* **Tarea escrita 1**:
Responde estas preguntas con datos del fragmento sobre el libro de poemas:
(a) Según el primer párrafo, ¿cómo se salva la poesía justo donde parece más frágil?
(b) ¿Qué título tiene el libro de poemas del que se habla?
(c) ¿Quién es la autora de esa compilación de poesía?

Manual de diferencias para una casa de muchas habitaciones

Dividida en numerosas partes, la poesía, justo donde parece más frágil, se salva haciéndose flexible, nunca dócil. Esta es la esencia de cierta lírica escrita por muchas mujeres poetas en todas las épocas y latitudes, máxime cuando se trata de hacer una crónica —lógica e incuestionable— de su existencia.

Si hablamos de contexto: un país, un pueblo de campo, un grupo de amigos, entonces una sinceridad de visos raros nos convoca a hablar de este libro de poemas Mentiras del jamás, como si habláramos de una casa. Esta compilación de poesía de Rosa María García Garzón es una casa de muchas habitaciones; algunas, vacías o sin gravedad; otras, llenas de voces que se entrecruzan y pierden los mensajes que tenían encargado dar, sin rubor porque todo un mundo de pérdidas anteriores, de vacíos naturales o creados, han preparado a esta mujer para cumplir un designio: decir la poesía, preguntarse si la llovizna ¿Es bendición de Dios… / o está llorando? Preguntarse o divagar, qué importa porque en lo que sea que haga, consigue darnos esas crónicas, mapa de vida que anuncia uno de los poemas del libro.

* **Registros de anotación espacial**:
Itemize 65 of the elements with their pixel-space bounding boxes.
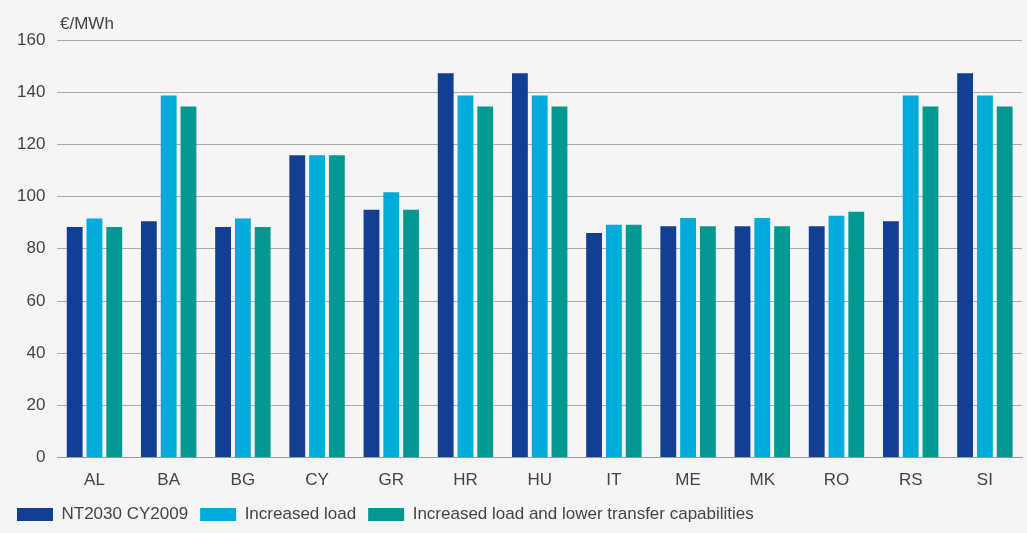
bar (457, 95, 474, 458)
bar (531, 95, 548, 458)
x-tick-label: MK (749, 470, 776, 490)
bar (680, 218, 696, 458)
bar (160, 95, 177, 458)
legend-label: NT2030 CY2009 (61, 504, 189, 524)
bar (996, 106, 1013, 458)
bar (511, 73, 528, 458)
y-tick-label: 40 (26, 342, 46, 362)
x-tick-label: RO (823, 470, 850, 490)
y-tick-label: 20 (26, 395, 46, 415)
bar (976, 95, 993, 458)
bar (808, 226, 825, 458)
bar (403, 209, 419, 458)
bar (383, 192, 400, 458)
bar (902, 95, 919, 458)
bar (215, 226, 231, 458)
x-tick-label: CY (305, 470, 329, 490)
bar (625, 224, 642, 458)
legend-label: Increased load (244, 504, 357, 524)
x-tick-label: SI (976, 470, 993, 490)
y-tick-label: 160 (16, 29, 46, 49)
bar (660, 226, 677, 458)
bar (180, 106, 197, 458)
bar (774, 226, 790, 458)
bar (699, 226, 716, 458)
x-tick-label: AL (84, 470, 105, 490)
bar (882, 221, 899, 458)
bar (828, 215, 845, 458)
bar (605, 224, 622, 458)
bar (309, 155, 325, 458)
y-tick-label: 60 (26, 290, 46, 310)
y-axis-title: €/MWh (60, 14, 114, 34)
x-tick-label: BA (157, 470, 181, 490)
x-tick-label: ME (675, 470, 701, 490)
bar (140, 221, 157, 458)
y-tick-label: 0 (35, 447, 46, 467)
x-tick-label: RS (898, 470, 923, 490)
bar (363, 209, 380, 458)
y-tick-label: 100 (16, 186, 46, 206)
bar (922, 106, 939, 458)
bar (848, 211, 865, 458)
bar (957, 73, 974, 458)
y-tick-label: 120 (16, 134, 46, 154)
x-tick-label: IT (606, 470, 622, 490)
bar (328, 155, 345, 458)
bar (254, 226, 271, 458)
bar (234, 218, 251, 458)
bar (477, 106, 494, 458)
legend-label: Increased load and lower transfer capabilities (412, 504, 754, 524)
x-tick-label: GR (378, 470, 405, 490)
x-tick-label: HR (453, 470, 478, 490)
bar (86, 218, 103, 458)
y-tick-label: 140 (16, 81, 46, 101)
bar (66, 226, 83, 458)
y-tick-label: 80 (26, 238, 46, 258)
bar (437, 73, 454, 458)
bar (289, 155, 306, 458)
x-tick-label: BG (230, 470, 256, 490)
bar (586, 232, 603, 458)
bar (754, 218, 771, 458)
bar (551, 106, 568, 458)
bar (106, 226, 123, 458)
x-tick-label: HU (527, 470, 552, 490)
bar (734, 226, 751, 458)
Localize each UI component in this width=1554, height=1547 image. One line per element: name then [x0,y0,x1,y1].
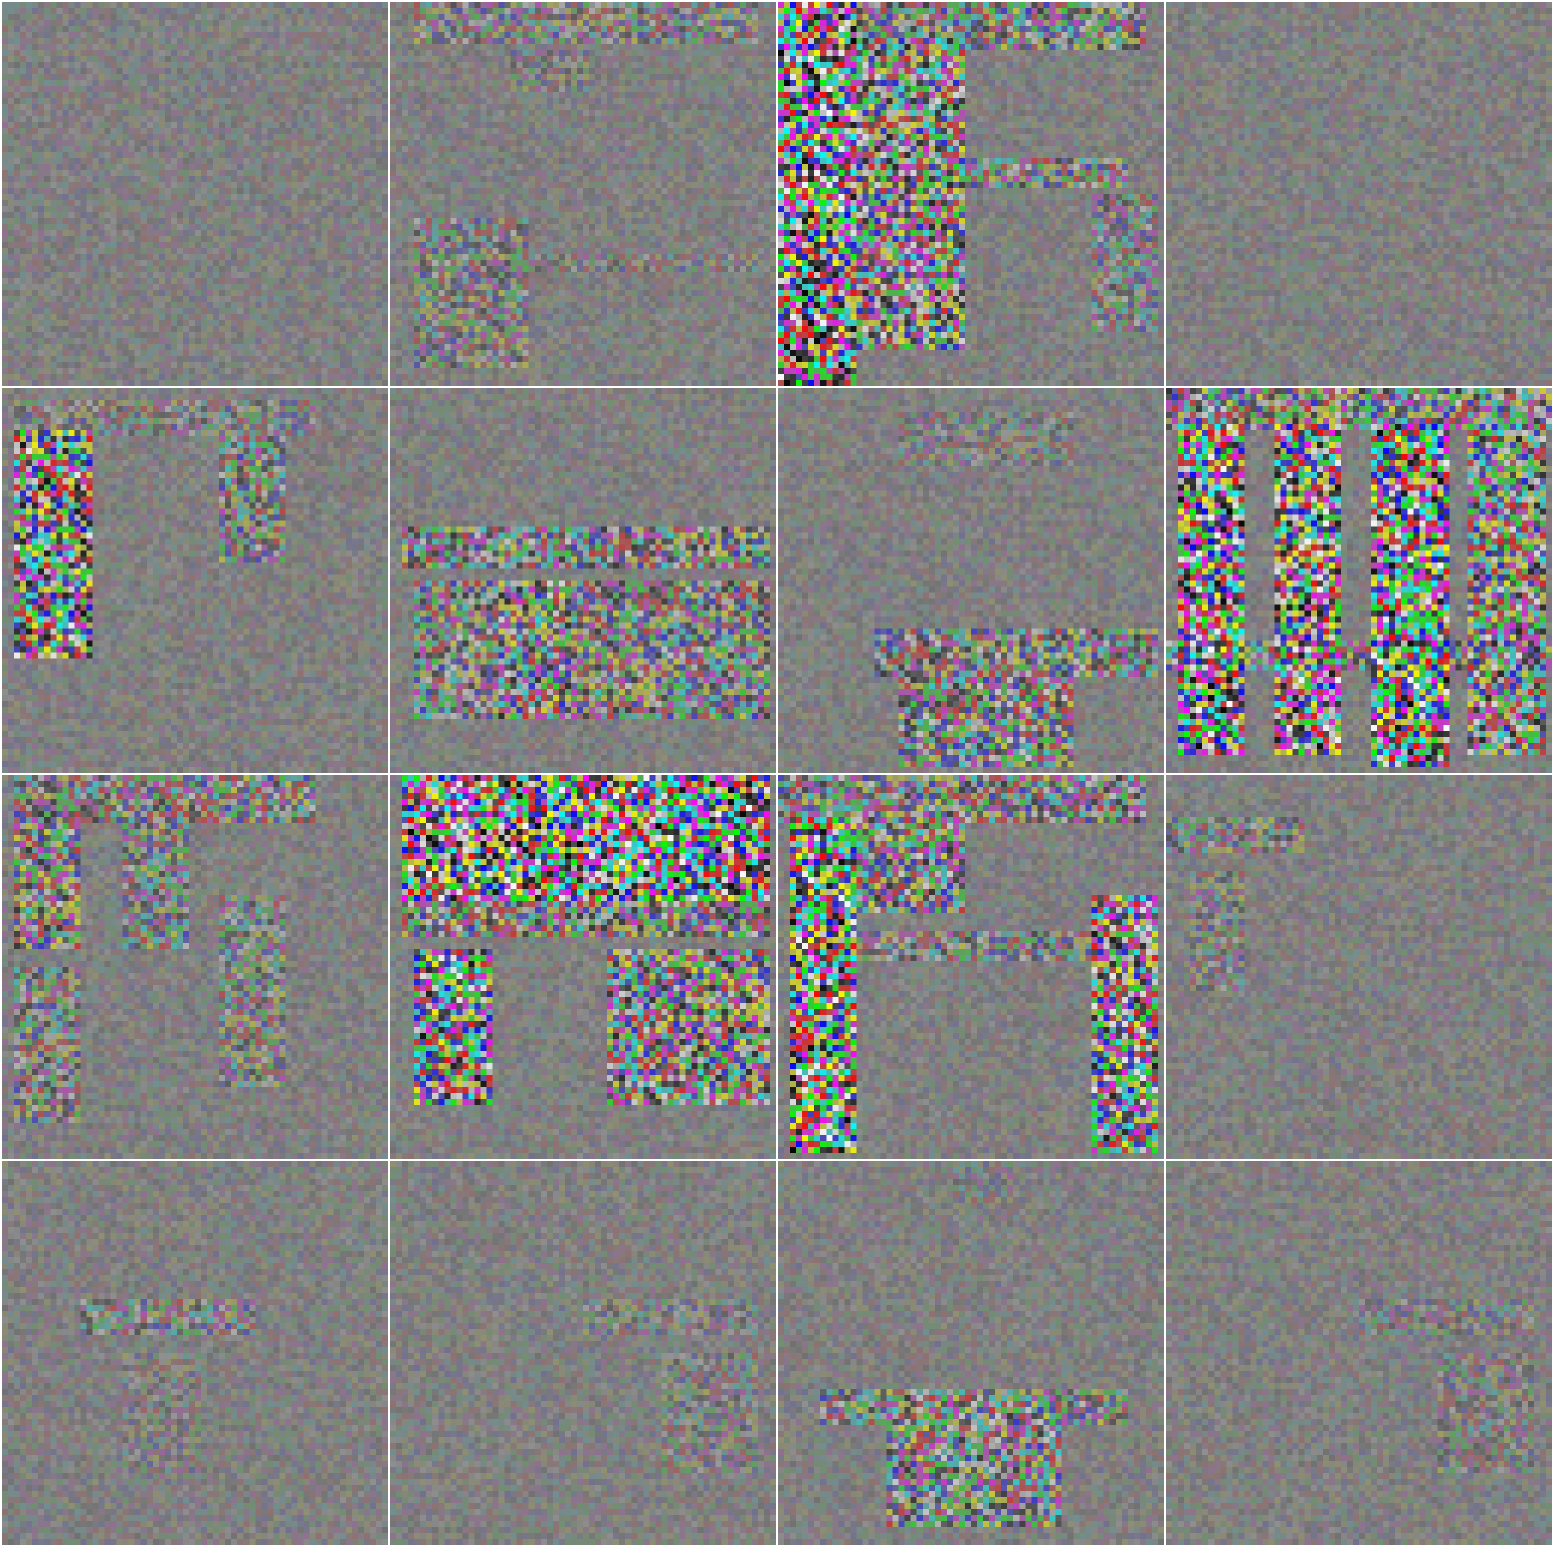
tile-image [2,1160,388,1545]
tile-image [390,1160,776,1545]
tile-r2-c4 [1166,388,1552,773]
tile-image [1166,2,1552,387]
tile-image [778,388,1164,773]
tile-r1-c2 [390,2,776,387]
tile-r1-c4 [1166,2,1552,387]
tile-image [390,2,776,387]
tile-image [1166,774,1552,1159]
tile-r1-c1 [2,2,388,387]
tile-r4-c3 [778,1160,1164,1545]
tile-r2-c3 [778,388,1164,773]
tile-image [390,774,776,1159]
tile-image [778,2,1164,387]
tile-r4-c1 [2,1160,388,1545]
tile-r4-c4 [1166,1160,1552,1545]
tile-image [2,388,388,773]
tile-r4-c2 [390,1160,776,1545]
tile-image [1166,1160,1552,1545]
tile-image [2,2,388,387]
tile-image [2,774,388,1159]
tile-r2-c2 [390,388,776,773]
tile-r1-c3 [778,2,1164,387]
tile-r3-c1 [2,774,388,1159]
tile-r2-c1 [2,388,388,773]
tile-image [390,388,776,773]
tile-r3-c4 [1166,774,1552,1159]
tile-image [1166,388,1552,773]
tile-image [778,1160,1164,1545]
tile-r3-c3 [778,774,1164,1159]
tile-r3-c2 [390,774,776,1159]
tile-image [778,774,1164,1159]
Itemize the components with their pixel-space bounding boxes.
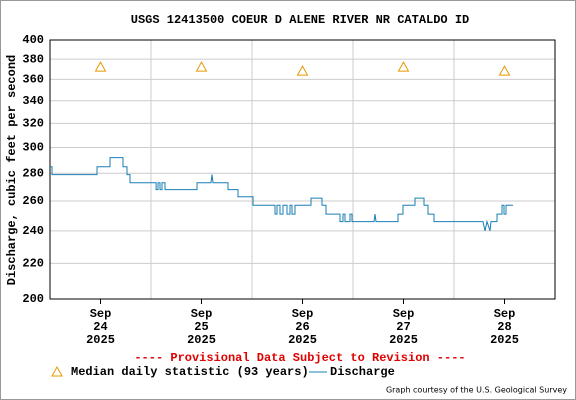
credit: Graph courtesy of the U.S. Geological Su… [386,386,567,395]
y-tick-label: 200 [22,292,44,306]
x-tick-label: Sep 28 2025 [490,307,519,347]
median-marker [195,61,208,72]
chart-title: USGS 12413500 COEUR D ALENE RIVER NR CAT… [131,13,469,27]
y-tick-label: 380 [22,52,44,66]
legend-label: Median daily statistic (93 years) [71,365,309,379]
x-tick-label: Sep 24 2025 [86,307,115,347]
annotation: ---- Provisional Data Subject to Revisio… [134,351,465,365]
y-tick-label: 260 [22,194,44,208]
y-axis-label: Discharge, cubic feet per second [5,55,19,285]
y-tick-label: 360 [22,73,44,87]
median-marker [296,65,309,76]
x-tick-label: Sep 26 2025 [288,307,317,347]
x-tick-label: Sep 27 2025 [389,307,418,347]
y-tick-label: 280 [22,166,44,180]
plot-frame [49,39,556,300]
median-marker [498,65,511,76]
discharge-line [50,157,513,232]
y-tick-label: 400 [22,33,44,47]
y-tick-label: 300 [22,141,44,155]
legend-marker [51,365,63,377]
y-tick-label: 240 [22,224,44,238]
y-tick-label: 220 [22,257,44,271]
legend-label: Discharge [330,365,395,379]
y-tick-label: 340 [22,94,44,108]
median-marker [94,61,107,72]
median-marker [397,61,410,72]
x-tick-label: Sep 25 2025 [187,307,216,347]
y-tick-label: 320 [22,117,44,131]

* **Tarea escrita 2**: Reproduce de nuevo, sin ningún cambio, las líneas de las entradas que van desde la que contiene "credit: Graph courtesy" hasta el final de las entradas, ambas incluidas.

* **Respuesta final 1**:
(a) Se salva haciéndose flexible, nunca dócil.
(b) Se titula Mentiras del jamás.
(c) La autora es Rosa María García Garzón.

* **Respuesta final 2**:
credit: Graph courtesy of the U.S. Geological Su… [386,386,567,395]
y-tick-label: 200 [22,292,44,306]
x-tick-label: Sep 28 2025 [490,307,519,347]
median-marker [195,61,208,72]
chart-title: USGS 12413500 COEUR D ALENE RIVER NR CAT… [131,13,469,27]
y-tick-label: 380 [22,52,44,66]
legend-label: Median daily statistic (93 years) [71,365,309,379]
x-tick-label: Sep 24 2025 [86,307,115,347]
annotation: ---- Provisional Data Subject to Revisio… [134,351,465,365]
y-tick-label: 260 [22,194,44,208]
y-axis-label: Discharge, cubic feet per second [5,55,19,285]
y-tick-label: 360 [22,73,44,87]
median-marker [296,65,309,76]
x-tick-label: Sep 26 2025 [288,307,317,347]
x-tick-label: Sep 27 2025 [389,307,418,347]
y-tick-label: 280 [22,166,44,180]
plot-frame [49,39,556,300]
median-marker [498,65,511,76]
discharge-line [50,157,513,232]
y-tick-label: 400 [22,33,44,47]
y-tick-label: 300 [22,141,44,155]
legend-marker [51,365,63,377]
y-tick-label: 240 [22,224,44,238]
y-tick-label: 220 [22,257,44,271]
legend-label: Discharge [330,365,395,379]
y-tick-label: 340 [22,94,44,108]
median-marker [94,61,107,72]
median-marker [397,61,410,72]
x-tick-label: Sep 25 2025 [187,307,216,347]
y-tick-label: 320 [22,117,44,131]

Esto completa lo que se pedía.